Goal of the exercise = Below are the records; reproduce all of them exactly but without any images.

Data excerpts
---+---

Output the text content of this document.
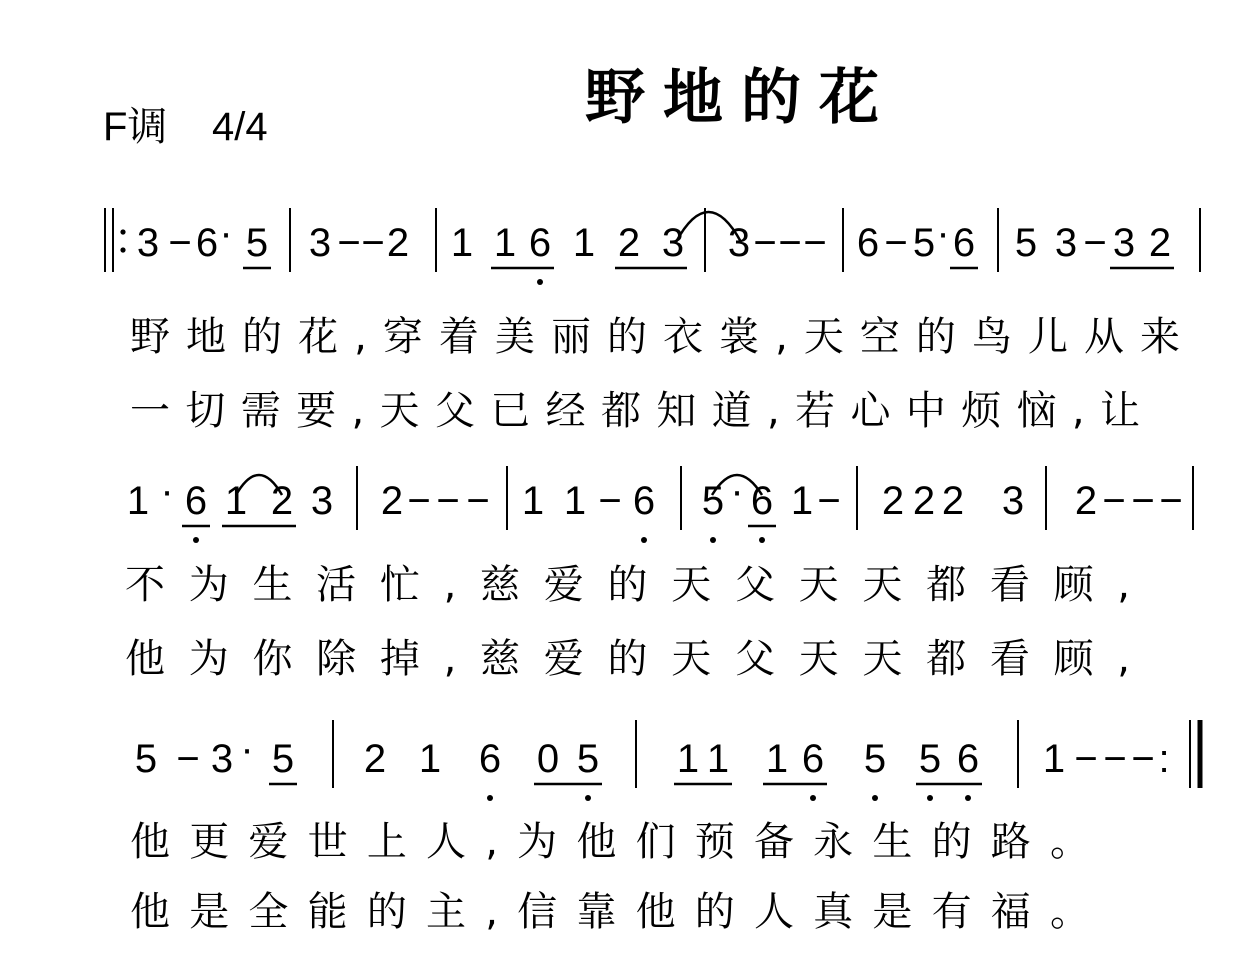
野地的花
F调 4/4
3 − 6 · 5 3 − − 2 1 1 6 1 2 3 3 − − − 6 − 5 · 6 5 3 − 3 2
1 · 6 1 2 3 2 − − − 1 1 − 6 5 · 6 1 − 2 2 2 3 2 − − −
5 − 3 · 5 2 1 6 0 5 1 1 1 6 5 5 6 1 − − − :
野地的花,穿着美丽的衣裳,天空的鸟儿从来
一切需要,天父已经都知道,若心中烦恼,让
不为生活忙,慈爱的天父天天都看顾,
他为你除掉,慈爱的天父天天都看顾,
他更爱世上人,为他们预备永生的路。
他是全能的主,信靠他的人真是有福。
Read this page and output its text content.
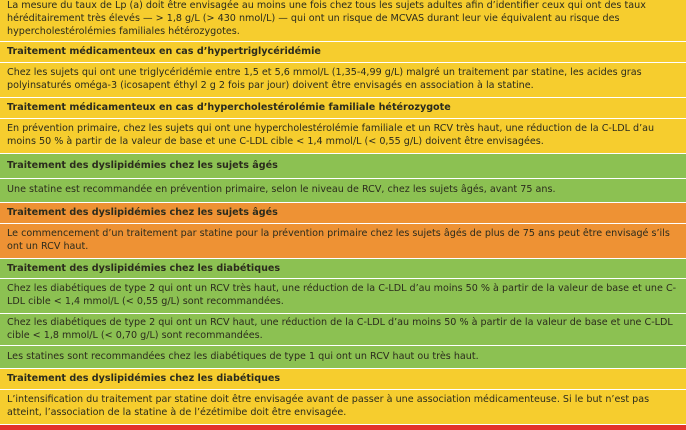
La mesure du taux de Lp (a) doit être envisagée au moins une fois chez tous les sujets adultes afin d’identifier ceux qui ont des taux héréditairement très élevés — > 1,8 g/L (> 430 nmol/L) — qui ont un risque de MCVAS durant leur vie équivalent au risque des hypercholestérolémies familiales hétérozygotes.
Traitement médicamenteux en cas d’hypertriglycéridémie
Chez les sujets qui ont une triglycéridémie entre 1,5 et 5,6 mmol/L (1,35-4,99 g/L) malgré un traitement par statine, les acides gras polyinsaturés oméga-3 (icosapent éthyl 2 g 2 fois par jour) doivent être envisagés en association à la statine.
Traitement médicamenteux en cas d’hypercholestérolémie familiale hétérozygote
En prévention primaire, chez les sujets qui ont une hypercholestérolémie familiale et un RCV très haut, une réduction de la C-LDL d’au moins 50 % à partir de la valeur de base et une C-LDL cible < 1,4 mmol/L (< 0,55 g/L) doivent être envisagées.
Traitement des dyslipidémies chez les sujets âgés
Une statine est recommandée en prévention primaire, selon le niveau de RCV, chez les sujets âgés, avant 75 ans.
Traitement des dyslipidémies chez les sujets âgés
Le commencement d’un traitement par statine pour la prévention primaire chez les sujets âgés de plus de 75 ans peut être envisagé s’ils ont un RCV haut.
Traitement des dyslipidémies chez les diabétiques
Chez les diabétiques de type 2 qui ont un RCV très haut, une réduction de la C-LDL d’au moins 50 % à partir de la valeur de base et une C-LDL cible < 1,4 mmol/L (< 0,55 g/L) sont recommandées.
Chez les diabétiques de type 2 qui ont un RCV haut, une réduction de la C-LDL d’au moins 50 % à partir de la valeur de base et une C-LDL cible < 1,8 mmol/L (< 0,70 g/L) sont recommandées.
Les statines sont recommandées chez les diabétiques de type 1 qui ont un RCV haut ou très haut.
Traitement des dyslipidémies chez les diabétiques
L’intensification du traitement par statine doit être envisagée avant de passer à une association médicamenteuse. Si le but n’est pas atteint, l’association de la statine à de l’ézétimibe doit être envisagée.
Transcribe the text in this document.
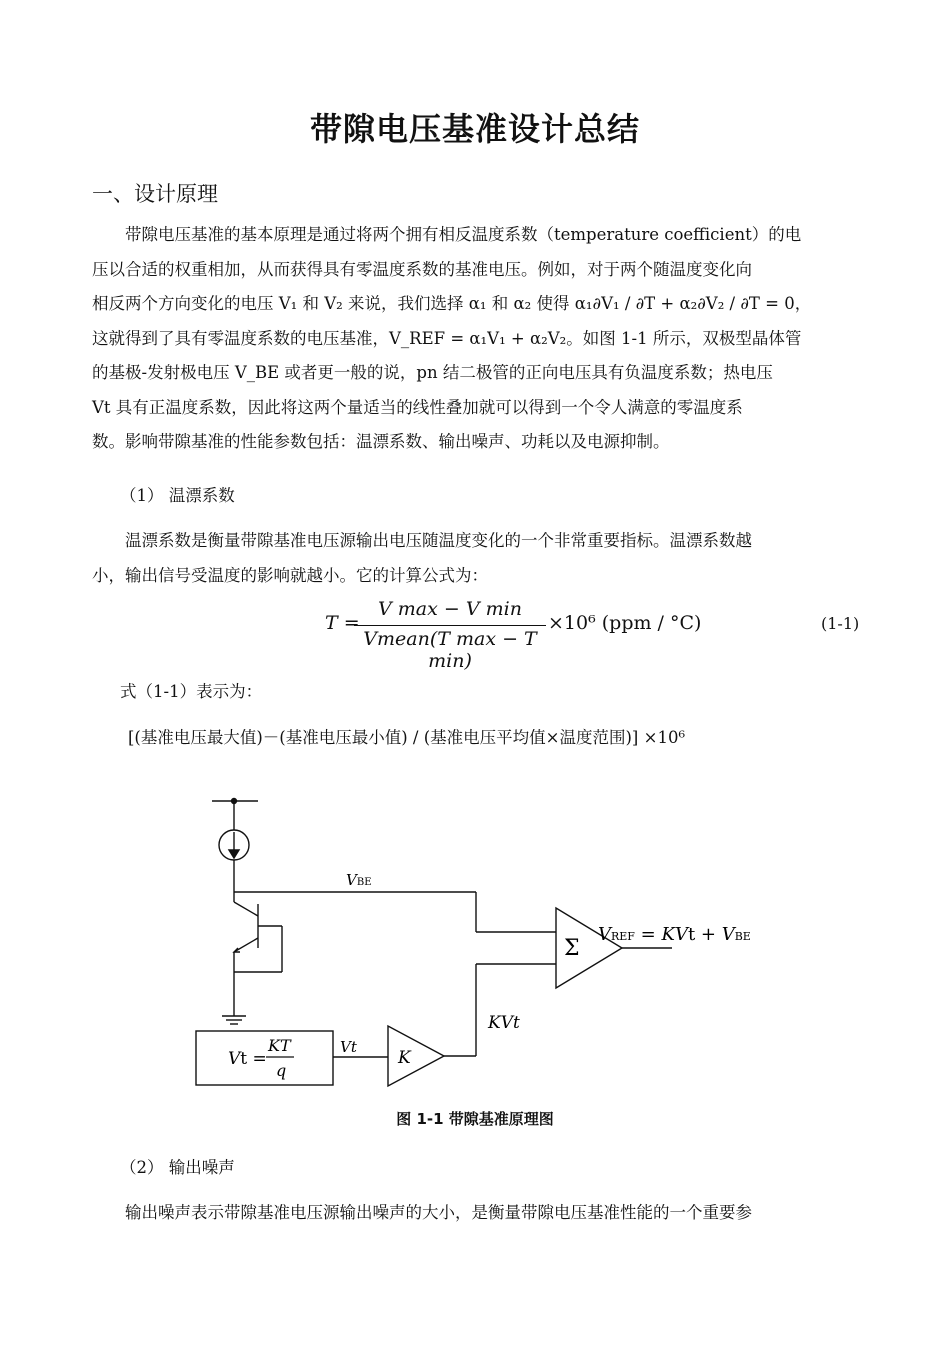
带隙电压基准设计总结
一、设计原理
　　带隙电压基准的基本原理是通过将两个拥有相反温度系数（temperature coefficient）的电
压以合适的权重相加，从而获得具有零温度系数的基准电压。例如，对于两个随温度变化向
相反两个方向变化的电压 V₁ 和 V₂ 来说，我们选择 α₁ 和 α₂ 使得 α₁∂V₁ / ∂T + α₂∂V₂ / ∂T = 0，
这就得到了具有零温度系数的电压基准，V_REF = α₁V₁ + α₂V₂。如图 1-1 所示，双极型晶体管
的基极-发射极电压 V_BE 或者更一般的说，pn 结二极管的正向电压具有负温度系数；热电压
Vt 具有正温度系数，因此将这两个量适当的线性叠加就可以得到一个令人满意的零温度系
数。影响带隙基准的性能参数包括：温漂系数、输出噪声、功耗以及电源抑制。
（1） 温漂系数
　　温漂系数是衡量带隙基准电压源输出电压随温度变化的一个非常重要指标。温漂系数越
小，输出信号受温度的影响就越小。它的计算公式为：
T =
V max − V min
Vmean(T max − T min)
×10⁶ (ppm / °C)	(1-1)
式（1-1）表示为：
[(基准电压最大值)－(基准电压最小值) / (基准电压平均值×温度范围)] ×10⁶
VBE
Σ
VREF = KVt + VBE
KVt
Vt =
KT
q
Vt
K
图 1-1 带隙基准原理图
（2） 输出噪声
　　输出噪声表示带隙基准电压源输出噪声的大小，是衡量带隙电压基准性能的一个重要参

---+---

Result of this task =
Output the text content of this document.
野地的花
F调 4/4
3 − 6 · 5 3 − − 2 1 1 6 1 2 3 3 − − − 6 − 5 · 6 5 3 − 3 2
1 · 6 1 2 3 2 − − − 1 1 − 6 5 · 6 1 − 2 2 2 3 2 − − −
5 − 3 · 5 2 1 6 0 5 1 1 1 6 5 5 6 1 − − − :
野地的花,穿着美丽的衣裳,天空的鸟儿从来
一切需要,天父已经都知道,若心中烦恼,让
不为生活忙,慈爱的天父天天都看顾,
他为你除掉,慈爱的天父天天都看顾,
他更爱世上人,为他们预备永生的路。
他是全能的主,信靠他的人真是有福。
Read this page and output its text content.
La mesure du taux de Lp (a) doit être envisagée au moins une fois chez tous les sujets adultes afin d’identifier ceux qui ont des taux héréditairement très élevés — > 1,8 g/L (> 430 nmol/L) — qui ont un risque de MCVAS durant leur vie équivalent au risque des hypercholestérolémies familiales hétérozygotes.
Traitement médicamenteux en cas d’hypertriglycéridémie
Chez les sujets qui ont une triglycéridémie entre 1,5 et 5,6 mmol/L (1,35-4,99 g/L) malgré un traitement par statine, les acides gras polyinsaturés oméga-3 (icosapent éthyl 2 g 2 fois par jour) doivent être envisagés en association à la statine.
Traitement médicamenteux en cas d’hypercholestérolémie familiale hétérozygote
En prévention primaire, chez les sujets qui ont une hypercholestérolémie familiale et un RCV très haut, une réduction de la C-LDL d’au moins 50 % à partir de la valeur de base et une C-LDL cible < 1,4 mmol/L (< 0,55 g/L) doivent être envisagées.
Traitement des dyslipidémies chez les sujets âgés
Une statine est recommandée en prévention primaire, selon le niveau de RCV, chez les sujets âgés, avant 75 ans.
Traitement des dyslipidémies chez les sujets âgés
Le commencement d’un traitement par statine pour la prévention primaire chez les sujets âgés de plus de 75 ans peut être envisagé s’ils ont un RCV haut.
Traitement des dyslipidémies chez les diabétiques
Chez les diabétiques de type 2 qui ont un RCV très haut, une réduction de la C-LDL d’au moins 50 % à partir de la valeur de base et une C-LDL cible < 1,4 mmol/L (< 0,55 g/L) sont recommandées.
Chez les diabétiques de type 2 qui ont un RCV haut, une réduction de la C-LDL d’au moins 50 % à partir de la valeur de base et une C-LDL cible < 1,8 mmol/L (< 0,70 g/L) sont recommandées.
Les statines sont recommandées chez les diabétiques de type 1 qui ont un RCV haut ou très haut.
Traitement des dyslipidémies chez les diabétiques
L’intensification du traitement par statine doit être envisagée avant de passer à une association médicamenteuse. Si le but n’est pas atteint, l’association de la statine à de l’ézétimibe doit être envisagée.
Transcribe the text in this document.
带隙电压基准设计总结
一、设计原理
　　带隙电压基准的基本原理是通过将两个拥有相反温度系数（temperature coefficient）的电
压以合适的权重相加，从而获得具有零温度系数的基准电压。例如，对于两个随温度变化向
相反两个方向变化的电压 V₁ 和 V₂ 来说，我们选择 α₁ 和 α₂ 使得 α₁∂V₁ / ∂T + α₂∂V₂ / ∂T = 0，
这就得到了具有零温度系数的电压基准，V_REF = α₁V₁ + α₂V₂。如图 1-1 所示，双极型晶体管
的基极-发射极电压 V_BE 或者更一般的说，pn 结二极管的正向电压具有负温度系数；热电压
Vt 具有正温度系数，因此将这两个量适当的线性叠加就可以得到一个令人满意的零温度系
数。影响带隙基准的性能参数包括：温漂系数、输出噪声、功耗以及电源抑制。
（1） 温漂系数
　　温漂系数是衡量带隙基准电压源输出电压随温度变化的一个非常重要指标。温漂系数越
小，输出信号受温度的影响就越小。它的计算公式为：
T =
V max − V min
Vmean(T max − T min)
×10⁶ (ppm / °C)	(1-1)
式（1-1）表示为：
[(基准电压最大值)－(基准电压最小值) / (基准电压平均值×温度范围)] ×10⁶
VBE
Σ
VREF = KVt + VBE
KVt
Vt =
KT
q
Vt
K
图 1-1 带隙基准原理图
（2） 输出噪声
　　输出噪声表示带隙基准电压源输出噪声的大小，是衡量带隙电压基准性能的一个重要参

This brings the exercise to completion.